[TASK DETAILS] Write each record again exactly as it stands.

** START OF WORKING DATA **

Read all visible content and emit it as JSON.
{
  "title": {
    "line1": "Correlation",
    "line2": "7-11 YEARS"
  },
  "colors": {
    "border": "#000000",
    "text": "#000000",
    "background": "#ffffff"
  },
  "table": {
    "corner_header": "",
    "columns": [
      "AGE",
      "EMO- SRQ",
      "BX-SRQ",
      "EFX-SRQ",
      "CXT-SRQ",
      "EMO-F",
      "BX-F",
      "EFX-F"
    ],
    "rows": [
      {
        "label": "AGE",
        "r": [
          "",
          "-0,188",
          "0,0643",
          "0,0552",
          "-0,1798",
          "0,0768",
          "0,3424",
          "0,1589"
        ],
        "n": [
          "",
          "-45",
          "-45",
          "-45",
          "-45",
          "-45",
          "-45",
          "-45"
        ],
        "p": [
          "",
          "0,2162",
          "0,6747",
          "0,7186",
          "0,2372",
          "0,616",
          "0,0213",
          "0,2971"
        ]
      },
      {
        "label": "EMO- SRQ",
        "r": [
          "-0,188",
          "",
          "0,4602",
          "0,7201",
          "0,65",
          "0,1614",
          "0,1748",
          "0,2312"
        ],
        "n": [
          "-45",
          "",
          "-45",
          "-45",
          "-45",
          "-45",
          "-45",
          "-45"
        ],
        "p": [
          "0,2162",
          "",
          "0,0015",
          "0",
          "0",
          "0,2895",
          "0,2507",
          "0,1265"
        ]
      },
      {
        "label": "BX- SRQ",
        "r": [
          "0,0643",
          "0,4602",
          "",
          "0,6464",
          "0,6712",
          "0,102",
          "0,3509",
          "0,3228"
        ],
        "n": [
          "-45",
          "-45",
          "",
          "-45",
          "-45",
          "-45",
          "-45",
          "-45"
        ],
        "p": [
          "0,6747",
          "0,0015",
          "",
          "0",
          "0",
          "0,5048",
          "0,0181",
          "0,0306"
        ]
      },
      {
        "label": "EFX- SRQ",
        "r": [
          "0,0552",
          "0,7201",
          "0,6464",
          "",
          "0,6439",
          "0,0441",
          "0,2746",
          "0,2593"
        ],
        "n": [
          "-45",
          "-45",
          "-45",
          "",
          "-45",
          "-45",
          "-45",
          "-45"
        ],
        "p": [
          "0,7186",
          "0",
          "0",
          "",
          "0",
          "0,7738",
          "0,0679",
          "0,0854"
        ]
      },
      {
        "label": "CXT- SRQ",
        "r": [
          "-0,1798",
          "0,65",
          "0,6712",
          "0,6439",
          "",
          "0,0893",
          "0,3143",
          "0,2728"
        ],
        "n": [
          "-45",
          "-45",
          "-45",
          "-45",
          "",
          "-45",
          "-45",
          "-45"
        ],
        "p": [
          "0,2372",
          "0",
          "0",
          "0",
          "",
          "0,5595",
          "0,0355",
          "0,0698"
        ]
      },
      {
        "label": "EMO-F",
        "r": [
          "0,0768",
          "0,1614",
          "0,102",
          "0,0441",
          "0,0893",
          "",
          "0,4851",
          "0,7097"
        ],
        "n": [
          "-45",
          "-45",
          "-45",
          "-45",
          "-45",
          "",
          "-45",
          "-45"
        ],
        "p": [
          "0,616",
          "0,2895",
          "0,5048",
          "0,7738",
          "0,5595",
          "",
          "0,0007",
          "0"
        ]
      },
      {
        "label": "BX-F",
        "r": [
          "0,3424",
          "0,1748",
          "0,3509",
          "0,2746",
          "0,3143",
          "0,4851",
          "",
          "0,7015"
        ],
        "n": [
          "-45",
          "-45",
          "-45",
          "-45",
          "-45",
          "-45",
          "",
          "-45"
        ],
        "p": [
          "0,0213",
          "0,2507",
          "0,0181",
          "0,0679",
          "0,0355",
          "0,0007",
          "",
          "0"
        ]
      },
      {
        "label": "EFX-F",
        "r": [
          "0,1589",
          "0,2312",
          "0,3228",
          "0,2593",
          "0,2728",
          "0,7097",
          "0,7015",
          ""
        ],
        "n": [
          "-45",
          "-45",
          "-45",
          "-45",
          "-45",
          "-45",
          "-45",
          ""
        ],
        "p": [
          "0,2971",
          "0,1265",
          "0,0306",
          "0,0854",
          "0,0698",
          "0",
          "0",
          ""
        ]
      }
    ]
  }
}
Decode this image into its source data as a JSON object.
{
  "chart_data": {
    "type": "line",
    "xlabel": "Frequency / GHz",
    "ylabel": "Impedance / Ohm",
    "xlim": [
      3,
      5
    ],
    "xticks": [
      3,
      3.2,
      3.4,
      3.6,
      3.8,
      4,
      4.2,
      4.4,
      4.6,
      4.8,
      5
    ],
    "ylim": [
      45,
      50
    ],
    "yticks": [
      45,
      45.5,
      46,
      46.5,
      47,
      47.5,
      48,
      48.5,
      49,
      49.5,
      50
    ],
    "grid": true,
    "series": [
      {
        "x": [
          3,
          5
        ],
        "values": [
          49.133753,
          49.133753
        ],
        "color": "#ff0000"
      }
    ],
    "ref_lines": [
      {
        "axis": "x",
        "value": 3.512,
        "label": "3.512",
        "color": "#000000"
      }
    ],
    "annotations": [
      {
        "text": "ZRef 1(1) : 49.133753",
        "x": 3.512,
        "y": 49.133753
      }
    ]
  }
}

** END OF WORKING DATA **

[EXPECTED OUTPUT]
Read all visible content and emit it as JSON.
{
  "title": {
    "line1": "Correlation",
    "line2": "7-11 YEARS"
  },
  "colors": {
    "border": "#000000",
    "text": "#000000",
    "background": "#ffffff"
  },
  "table": {
    "corner_header": "",
    "columns": [
      "AGE",
      "EMO- SRQ",
      "BX-SRQ",
      "EFX-SRQ",
      "CXT-SRQ",
      "EMO-F",
      "BX-F",
      "EFX-F"
    ],
    "rows": [
      {
        "label": "AGE",
        "r": [
          "",
          "-0,188",
          "0,0643",
          "0,0552",
          "-0,1798",
          "0,0768",
          "0,3424",
          "0,1589"
        ],
        "n": [
          "",
          "-45",
          "-45",
          "-45",
          "-45",
          "-45",
          "-45",
          "-45"
        ],
        "p": [
          "",
          "0,2162",
          "0,6747",
          "0,7186",
          "0,2372",
          "0,616",
          "0,0213",
          "0,2971"
        ]
      },
      {
        "label": "EMO- SRQ",
        "r": [
          "-0,188",
          "",
          "0,4602",
          "0,7201",
          "0,65",
          "0,1614",
          "0,1748",
          "0,2312"
        ],
        "n": [
          "-45",
          "",
          "-45",
          "-45",
          "-45",
          "-45",
          "-45",
          "-45"
        ],
        "p": [
          "0,2162",
          "",
          "0,0015",
          "0",
          "0",
          "0,2895",
          "0,2507",
          "0,1265"
        ]
      },
      {
        "label": "BX- SRQ",
        "r": [
          "0,0643",
          "0,4602",
          "",
          "0,6464",
          "0,6712",
          "0,102",
          "0,3509",
          "0,3228"
        ],
        "n": [
          "-45",
          "-45",
          "",
          "-45",
          "-45",
          "-45",
          "-45",
          "-45"
        ],
        "p": [
          "0,6747",
          "0,0015",
          "",
          "0",
          "0",
          "0,5048",
          "0,0181",
          "0,0306"
        ]
      },
      {
        "label": "EFX- SRQ",
        "r": [
          "0,0552",
          "0,7201",
          "0,6464",
          "",
          "0,6439",
          "0,0441",
          "0,2746",
          "0,2593"
        ],
        "n": [
          "-45",
          "-45",
          "-45",
          "",
          "-45",
          "-45",
          "-45",
          "-45"
        ],
        "p": [
          "0,7186",
          "0",
          "0",
          "",
          "0",
          "0,7738",
          "0,0679",
          "0,0854"
        ]
      },
      {
        "label": "CXT- SRQ",
        "r": [
          "-0,1798",
          "0,65",
          "0,6712",
          "0,6439",
          "",
          "0,0893",
          "0,3143",
          "0,2728"
        ],
        "n": [
          "-45",
          "-45",
          "-45",
          "-45",
          "",
          "-45",
          "-45",
          "-45"
        ],
        "p": [
          "0,2372",
          "0",
          "0",
          "0",
          "",
          "0,5595",
          "0,0355",
          "0,0698"
        ]
      },
      {
        "label": "EMO-F",
        "r": [
          "0,0768",
          "0,1614",
          "0,102",
          "0,0441",
          "0,0893",
          "",
          "0,4851",
          "0,7097"
        ],
        "n": [
          "-45",
          "-45",
          "-45",
          "-45",
          "-45",
          "",
          "-45",
          "-45"
        ],
        "p": [
          "0,616",
          "0,2895",
          "0,5048",
          "0,7738",
          "0,5595",
          "",
          "0,0007",
          "0"
        ]
      },
      {
        "label": "BX-F",
        "r": [
          "0,3424",
          "0,1748",
          "0,3509",
          "0,2746",
          "0,3143",
          "0,4851",
          "",
          "0,7015"
        ],
        "n": [
          "-45",
          "-45",
          "-45",
          "-45",
          "-45",
          "-45",
          "",
          "-45"
        ],
        "p": [
          "0,0213",
          "0,2507",
          "0,0181",
          "0,0679",
          "0,0355",
          "0,0007",
          "",
          "0"
        ]
      },
      {
        "label": "EFX-F",
        "r": [
          "0,1589",
          "0,2312",
          "0,3228",
          "0,2593",
          "0,2728",
          "0,7097",
          "0,7015",
          ""
        ],
        "n": [
          "-45",
          "-45",
          "-45",
          "-45",
          "-45",
          "-45",
          "-45",
          ""
        ],
        "p": [
          "0,2971",
          "0,1265",
          "0,0306",
          "0,0854",
          "0,0698",
          "0",
          "0",
          ""
        ]
      }
    ]
  }
}
Decode this image into its source data as a JSON object.
{
  "chart_data": {
    "type": "line",
    "xlabel": "Frequency / GHz",
    "ylabel": "Impedance / Ohm",
    "xlim": [
      3,
      5
    ],
    "xticks": [
      3,
      3.2,
      3.4,
      3.6,
      3.8,
      4,
      4.2,
      4.4,
      4.6,
      4.8,
      5
    ],
    "ylim": [
      45,
      50
    ],
    "yticks": [
      45,
      45.5,
      46,
      46.5,
      47,
      47.5,
      48,
      48.5,
      49,
      49.5,
      50
    ],
    "grid": true,
    "series": [
      {
        "x": [
          3,
          5
        ],
        "values": [
          49.133753,
          49.133753
        ],
        "color": "#ff0000"
      }
    ],
    "ref_lines": [
      {
        "axis": "x",
        "value": 3.512,
        "label": "3.512",
        "color": "#000000"
      }
    ],
    "annotations": [
      {
        "text": "ZRef 1(1) : 49.133753",
        "x": 3.512,
        "y": 49.133753
      }
    ]
  }
}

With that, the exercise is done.